> WHAT THE TASK REQUIRES
Copy out every line of the items below word for word, but leave out the pictures.

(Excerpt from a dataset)
☆ ☆ ☆ ☆ ☆
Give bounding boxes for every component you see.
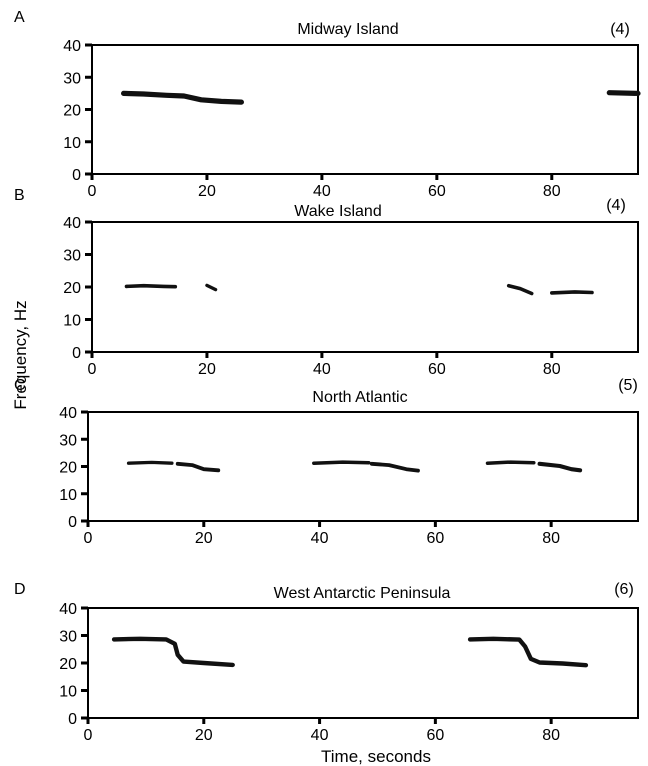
call-trace: [467, 636, 589, 668]
panel-c: C North Atlantic (5) 0 10 20 30 40 0 20 40 60 80: [14, 377, 639, 547]
plot-frame: [87, 607, 639, 719]
panel-title: West Antarctic Peninsula: [274, 585, 451, 602]
panel-title: North Atlantic: [312, 389, 407, 406]
panel-label: A: [14, 9, 25, 26]
x-tick-label: 60: [428, 183, 446, 200]
panel-note: (4): [606, 197, 626, 214]
y-tick-label: 30: [63, 70, 81, 87]
y-tick-label: 20: [59, 656, 77, 673]
x-tick-label: 80: [542, 530, 560, 547]
x-tick-label: 0: [88, 361, 97, 378]
y-tick-label: 0: [72, 345, 81, 362]
panel-label: B: [14, 187, 25, 204]
y-tick-label: 40: [63, 215, 81, 232]
x-tick-label: 60: [426, 727, 444, 744]
y-tick-label: 20: [63, 103, 81, 120]
y-tick-label: 20: [63, 280, 81, 297]
call-trace: [606, 90, 641, 96]
panel-note: (4): [610, 21, 630, 38]
panel-title: Wake Island: [294, 203, 381, 220]
y-tick-label: 10: [59, 487, 77, 504]
x-tick-label: 80: [543, 183, 561, 200]
y-tick-label: 0: [72, 167, 81, 184]
panel-a: A Midway Island (4) 0 10 20 30 40 0 20 40 60 80: [14, 9, 641, 200]
call-trace: [369, 461, 420, 473]
y-tick-label: 30: [59, 432, 77, 449]
x-tick-label: 0: [88, 183, 97, 200]
y-tick-label: 10: [63, 135, 81, 152]
x-tick-label: 80: [543, 361, 561, 378]
x-axis-label: Time, seconds: [321, 747, 431, 766]
call-trace: [537, 461, 583, 473]
y-tick-label: 0: [68, 514, 77, 531]
y-tick-label: 10: [59, 684, 77, 701]
x-tick-label: 60: [426, 530, 444, 547]
call-trace: [205, 283, 218, 292]
x-tick-label: 0: [84, 530, 93, 547]
y-tick-label: 0: [68, 711, 77, 728]
x-tick-label: 40: [311, 530, 329, 547]
call-trace: [175, 461, 221, 473]
panel-label: C: [14, 377, 26, 394]
x-tick-label: 0: [84, 727, 93, 744]
panel-b: B Wake Island (4) 0 10 20 30 40 0 20 40 60 80: [14, 187, 639, 378]
x-tick-label: 80: [542, 727, 560, 744]
x-tick-label: 20: [195, 530, 213, 547]
x-tick-label: 20: [195, 727, 213, 744]
y-axis-label: Frequency, Hz: [11, 300, 30, 409]
y-tick-label: 10: [63, 313, 81, 330]
panel-title: Midway Island: [297, 21, 398, 38]
y-tick-label: 40: [59, 601, 77, 618]
x-tick-label: 40: [311, 727, 329, 744]
panel-note: (6): [614, 581, 634, 598]
panel-note: (5): [618, 377, 638, 394]
call-trace: [550, 290, 594, 295]
y-tick-label: 40: [63, 38, 81, 55]
panel-label: D: [14, 581, 26, 598]
call-trace: [121, 90, 244, 105]
call-trace: [111, 636, 235, 668]
call-trace: [485, 460, 536, 465]
x-tick-label: 60: [428, 361, 446, 378]
call-trace: [126, 460, 174, 465]
plot-frame: [91, 44, 639, 175]
call-trace: [312, 460, 371, 465]
call-trace: [124, 283, 178, 289]
y-tick-label: 30: [63, 248, 81, 265]
x-tick-label: 40: [313, 361, 331, 378]
x-tick-label: 20: [198, 361, 216, 378]
call-trace: [506, 283, 534, 296]
y-tick-label: 30: [59, 629, 77, 646]
x-tick-label: 40: [313, 183, 331, 200]
panel-d: D West Antarctic Peninsula (6) 0 10 20 30 40 0 20…: [14, 581, 639, 744]
x-tick-label: 20: [198, 183, 216, 200]
y-tick-label: 40: [59, 405, 77, 422]
plot-frame: [91, 221, 639, 353]
y-tick-label: 20: [59, 460, 77, 477]
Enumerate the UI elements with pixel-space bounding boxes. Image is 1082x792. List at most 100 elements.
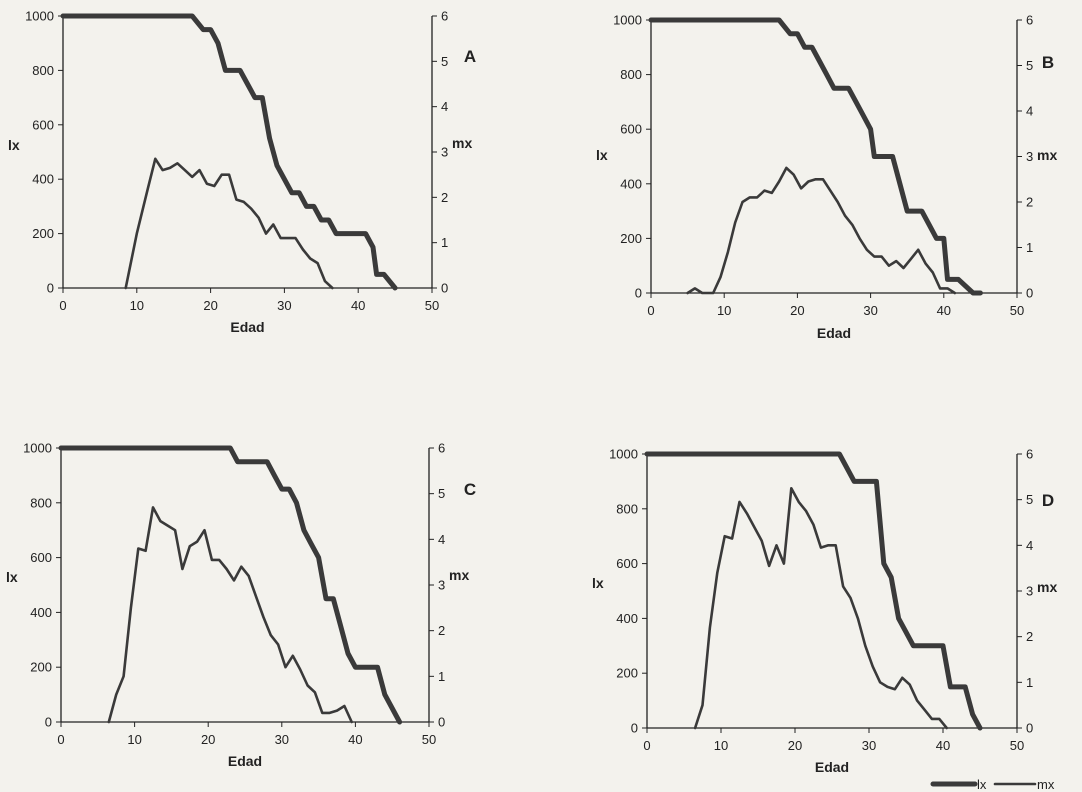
☆ ☆ ☆ ☆ ☆
> FINAL ANSWER
Give bounding boxes for every component you see.
call-trace: [467, 636, 589, 668]
panel-c: C North Atlantic (5) 0 10 20 30 40 0 20 40 60 80: [14, 377, 639, 547]
plot-frame: [87, 607, 639, 719]
panel-title: West Antarctic Peninsula: [274, 585, 451, 602]
panel-title: North Atlantic: [312, 389, 407, 406]
panel-label: A: [14, 9, 25, 26]
x-tick-label: 60: [428, 183, 446, 200]
panel-note: (4): [606, 197, 626, 214]
y-tick-label: 30: [63, 70, 81, 87]
y-tick-label: 20: [59, 656, 77, 673]
x-tick-label: 80: [542, 530, 560, 547]
x-tick-label: 0: [88, 361, 97, 378]
y-tick-label: 0: [72, 345, 81, 362]
panel-label: B: [14, 187, 25, 204]
y-tick-label: 40: [63, 215, 81, 232]
x-tick-label: 60: [426, 727, 444, 744]
y-tick-label: 20: [63, 103, 81, 120]
y-tick-label: 20: [63, 280, 81, 297]
call-trace: [606, 90, 641, 96]
panel-note: (4): [610, 21, 630, 38]
panel-title: Wake Island: [294, 203, 381, 220]
y-tick-label: 10: [59, 487, 77, 504]
x-tick-label: 80: [543, 183, 561, 200]
y-tick-label: 0: [72, 167, 81, 184]
panel-a: A Midway Island (4) 0 10 20 30 40 0 20 40 60 80: [14, 9, 641, 200]
call-trace: [369, 461, 420, 473]
y-tick-label: 30: [59, 432, 77, 449]
x-tick-label: 0: [88, 183, 97, 200]
y-tick-label: 10: [63, 135, 81, 152]
x-tick-label: 80: [543, 361, 561, 378]
x-axis-label: Time, seconds: [321, 747, 431, 766]
call-trace: [537, 461, 583, 473]
y-tick-label: 0: [68, 514, 77, 531]
y-tick-label: 10: [59, 684, 77, 701]
x-tick-label: 60: [426, 530, 444, 547]
call-trace: [205, 283, 218, 292]
x-tick-label: 0: [84, 530, 93, 547]
y-tick-label: 0: [68, 711, 77, 728]
x-tick-label: 40: [311, 530, 329, 547]
call-trace: [175, 461, 221, 473]
panel-label: C: [14, 377, 26, 394]
x-tick-label: 0: [84, 727, 93, 744]
panel-b: B Wake Island (4) 0 10 20 30 40 0 20 40 60 80: [14, 187, 639, 378]
x-tick-label: 80: [542, 727, 560, 744]
x-tick-label: 20: [195, 530, 213, 547]
x-tick-label: 20: [195, 727, 213, 744]
y-axis-label: Frequency, Hz: [11, 300, 30, 409]
y-tick-label: 10: [63, 313, 81, 330]
panel-title: Midway Island: [297, 21, 398, 38]
y-tick-label: 40: [59, 601, 77, 618]
x-tick-label: 40: [311, 727, 329, 744]
panel-note: (6): [614, 581, 634, 598]
panel-note: (5): [618, 377, 638, 394]
call-trace: [550, 290, 594, 295]
y-tick-label: 40: [63, 38, 81, 55]
panel-label: D: [14, 581, 26, 598]
call-trace: [121, 90, 244, 105]
call-trace: [111, 636, 235, 668]
call-trace: [485, 460, 536, 465]
x-tick-label: 60: [428, 361, 446, 378]
call-trace: [126, 460, 174, 465]
plot-frame: [91, 44, 639, 175]
call-trace: [312, 460, 371, 465]
call-trace: [124, 283, 178, 289]
y-tick-label: 30: [63, 248, 81, 265]
x-tick-label: 40: [313, 361, 331, 378]
x-tick-label: 20: [198, 361, 216, 378]
call-trace: [506, 283, 534, 296]
y-tick-label: 30: [59, 629, 77, 646]
x-tick-label: 40: [313, 183, 331, 200]
panel-d: D West Antarctic Peninsula (6) 0 10 20 30 40 0 20…: [14, 581, 639, 744]
x-tick-label: 20: [198, 183, 216, 200]
y-tick-label: 40: [59, 405, 77, 422]
plot-frame: [91, 221, 639, 353]
y-tick-label: 20: [59, 460, 77, 477]
Enumerate the UI elements with pixel-space bounding boxes. Image is 1082x792. List at most 100 elements.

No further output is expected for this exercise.